| Goal |
Take the records underneath and set them down exactly.

| Data supplied |
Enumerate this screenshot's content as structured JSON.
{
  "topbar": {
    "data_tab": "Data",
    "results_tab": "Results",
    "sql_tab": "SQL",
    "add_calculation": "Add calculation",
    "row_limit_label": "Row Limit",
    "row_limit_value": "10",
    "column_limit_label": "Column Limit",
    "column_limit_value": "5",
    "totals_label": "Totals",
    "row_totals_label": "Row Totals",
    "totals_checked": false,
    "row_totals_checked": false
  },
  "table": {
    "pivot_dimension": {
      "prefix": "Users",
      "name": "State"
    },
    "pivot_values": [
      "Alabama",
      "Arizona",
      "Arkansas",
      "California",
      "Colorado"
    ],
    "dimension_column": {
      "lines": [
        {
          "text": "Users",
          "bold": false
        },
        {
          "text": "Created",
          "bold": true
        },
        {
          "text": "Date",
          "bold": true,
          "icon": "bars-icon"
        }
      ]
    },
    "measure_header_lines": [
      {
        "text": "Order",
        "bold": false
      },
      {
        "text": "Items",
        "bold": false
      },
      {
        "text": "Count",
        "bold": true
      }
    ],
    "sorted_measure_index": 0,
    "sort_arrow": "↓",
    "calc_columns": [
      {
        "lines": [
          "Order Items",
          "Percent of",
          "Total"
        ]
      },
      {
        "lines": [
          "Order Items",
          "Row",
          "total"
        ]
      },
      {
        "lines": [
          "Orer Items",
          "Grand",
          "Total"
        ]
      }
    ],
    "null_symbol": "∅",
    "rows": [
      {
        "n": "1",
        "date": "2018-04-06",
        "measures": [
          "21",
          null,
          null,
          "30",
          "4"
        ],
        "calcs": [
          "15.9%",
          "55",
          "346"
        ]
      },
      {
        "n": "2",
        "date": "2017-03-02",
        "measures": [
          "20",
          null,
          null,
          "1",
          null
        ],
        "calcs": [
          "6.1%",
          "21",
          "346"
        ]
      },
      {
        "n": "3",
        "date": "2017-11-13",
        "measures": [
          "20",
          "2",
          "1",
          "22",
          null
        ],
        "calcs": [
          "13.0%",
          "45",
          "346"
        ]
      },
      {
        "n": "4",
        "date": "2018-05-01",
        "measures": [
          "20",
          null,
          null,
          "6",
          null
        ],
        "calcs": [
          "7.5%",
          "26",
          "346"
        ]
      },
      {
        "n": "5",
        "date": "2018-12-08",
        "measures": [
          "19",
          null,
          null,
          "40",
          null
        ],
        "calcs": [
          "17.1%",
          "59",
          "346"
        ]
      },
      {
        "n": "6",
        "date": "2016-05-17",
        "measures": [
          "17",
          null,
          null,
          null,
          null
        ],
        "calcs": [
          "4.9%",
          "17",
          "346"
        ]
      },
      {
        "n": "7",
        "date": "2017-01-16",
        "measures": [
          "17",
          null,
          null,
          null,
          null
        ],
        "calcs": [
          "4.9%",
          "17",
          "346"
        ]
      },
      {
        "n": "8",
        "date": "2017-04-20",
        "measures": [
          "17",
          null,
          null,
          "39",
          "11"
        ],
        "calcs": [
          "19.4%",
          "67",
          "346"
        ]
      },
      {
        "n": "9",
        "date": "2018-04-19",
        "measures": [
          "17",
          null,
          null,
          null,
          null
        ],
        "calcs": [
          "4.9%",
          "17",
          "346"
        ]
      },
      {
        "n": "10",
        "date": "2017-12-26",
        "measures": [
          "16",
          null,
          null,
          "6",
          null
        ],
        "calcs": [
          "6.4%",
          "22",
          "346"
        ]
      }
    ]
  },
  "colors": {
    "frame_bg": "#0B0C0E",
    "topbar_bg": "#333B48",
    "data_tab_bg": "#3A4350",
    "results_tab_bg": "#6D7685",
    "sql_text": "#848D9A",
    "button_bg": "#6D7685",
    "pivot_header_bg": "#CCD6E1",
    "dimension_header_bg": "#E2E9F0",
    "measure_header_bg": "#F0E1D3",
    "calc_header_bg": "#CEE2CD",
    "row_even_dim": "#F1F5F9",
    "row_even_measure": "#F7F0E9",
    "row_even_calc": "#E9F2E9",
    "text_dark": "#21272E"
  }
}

| Correct output |
Enumerate this screenshot's content as structured JSON.
{
  "topbar": {
    "data_tab": "Data",
    "results_tab": "Results",
    "sql_tab": "SQL",
    "add_calculation": "Add calculation",
    "row_limit_label": "Row Limit",
    "row_limit_value": "10",
    "column_limit_label": "Column Limit",
    "column_limit_value": "5",
    "totals_label": "Totals",
    "row_totals_label": "Row Totals",
    "totals_checked": false,
    "row_totals_checked": false
  },
  "table": {
    "pivot_dimension": {
      "prefix": "Users",
      "name": "State"
    },
    "pivot_values": [
      "Alabama",
      "Arizona",
      "Arkansas",
      "California",
      "Colorado"
    ],
    "dimension_column": {
      "lines": [
        {
          "text": "Users",
          "bold": false
        },
        {
          "text": "Created",
          "bold": true
        },
        {
          "text": "Date",
          "bold": true,
          "icon": "bars-icon"
        }
      ]
    },
    "measure_header_lines": [
      {
        "text": "Order",
        "bold": false
      },
      {
        "text": "Items",
        "bold": false
      },
      {
        "text": "Count",
        "bold": true
      }
    ],
    "sorted_measure_index": 0,
    "sort_arrow": "↓",
    "calc_columns": [
      {
        "lines": [
          "Order Items",
          "Percent of",
          "Total"
        ]
      },
      {
        "lines": [
          "Order Items",
          "Row",
          "total"
        ]
      },
      {
        "lines": [
          "Orer Items",
          "Grand",
          "Total"
        ]
      }
    ],
    "null_symbol": "∅",
    "rows": [
      {
        "n": "1",
        "date": "2018-04-06",
        "measures": [
          "21",
          null,
          null,
          "30",
          "4"
        ],
        "calcs": [
          "15.9%",
          "55",
          "346"
        ]
      },
      {
        "n": "2",
        "date": "2017-03-02",
        "measures": [
          "20",
          null,
          null,
          "1",
          null
        ],
        "calcs": [
          "6.1%",
          "21",
          "346"
        ]
      },
      {
        "n": "3",
        "date": "2017-11-13",
        "measures": [
          "20",
          "2",
          "1",
          "22",
          null
        ],
        "calcs": [
          "13.0%",
          "45",
          "346"
        ]
      },
      {
        "n": "4",
        "date": "2018-05-01",
        "measures": [
          "20",
          null,
          null,
          "6",
          null
        ],
        "calcs": [
          "7.5%",
          "26",
          "346"
        ]
      },
      {
        "n": "5",
        "date": "2018-12-08",
        "measures": [
          "19",
          null,
          null,
          "40",
          null
        ],
        "calcs": [
          "17.1%",
          "59",
          "346"
        ]
      },
      {
        "n": "6",
        "date": "2016-05-17",
        "measures": [
          "17",
          null,
          null,
          null,
          null
        ],
        "calcs": [
          "4.9%",
          "17",
          "346"
        ]
      },
      {
        "n": "7",
        "date": "2017-01-16",
        "measures": [
          "17",
          null,
          null,
          null,
          null
        ],
        "calcs": [
          "4.9%",
          "17",
          "346"
        ]
      },
      {
        "n": "8",
        "date": "2017-04-20",
        "measures": [
          "17",
          null,
          null,
          "39",
          "11"
        ],
        "calcs": [
          "19.4%",
          "67",
          "346"
        ]
      },
      {
        "n": "9",
        "date": "2018-04-19",
        "measures": [
          "17",
          null,
          null,
          null,
          null
        ],
        "calcs": [
          "4.9%",
          "17",
          "346"
        ]
      },
      {
        "n": "10",
        "date": "2017-12-26",
        "measures": [
          "16",
          null,
          null,
          "6",
          null
        ],
        "calcs": [
          "6.4%",
          "22",
          "346"
        ]
      }
    ]
  },
  "colors": {
    "frame_bg": "#0B0C0E",
    "topbar_bg": "#333B48",
    "data_tab_bg": "#3A4350",
    "results_tab_bg": "#6D7685",
    "sql_text": "#848D9A",
    "button_bg": "#6D7685",
    "pivot_header_bg": "#CCD6E1",
    "dimension_header_bg": "#E2E9F0",
    "measure_header_bg": "#F0E1D3",
    "calc_header_bg": "#CEE2CD",
    "row_even_dim": "#F1F5F9",
    "row_even_measure": "#F7F0E9",
    "row_even_calc": "#E9F2E9",
    "text_dark": "#21272E"
  }
}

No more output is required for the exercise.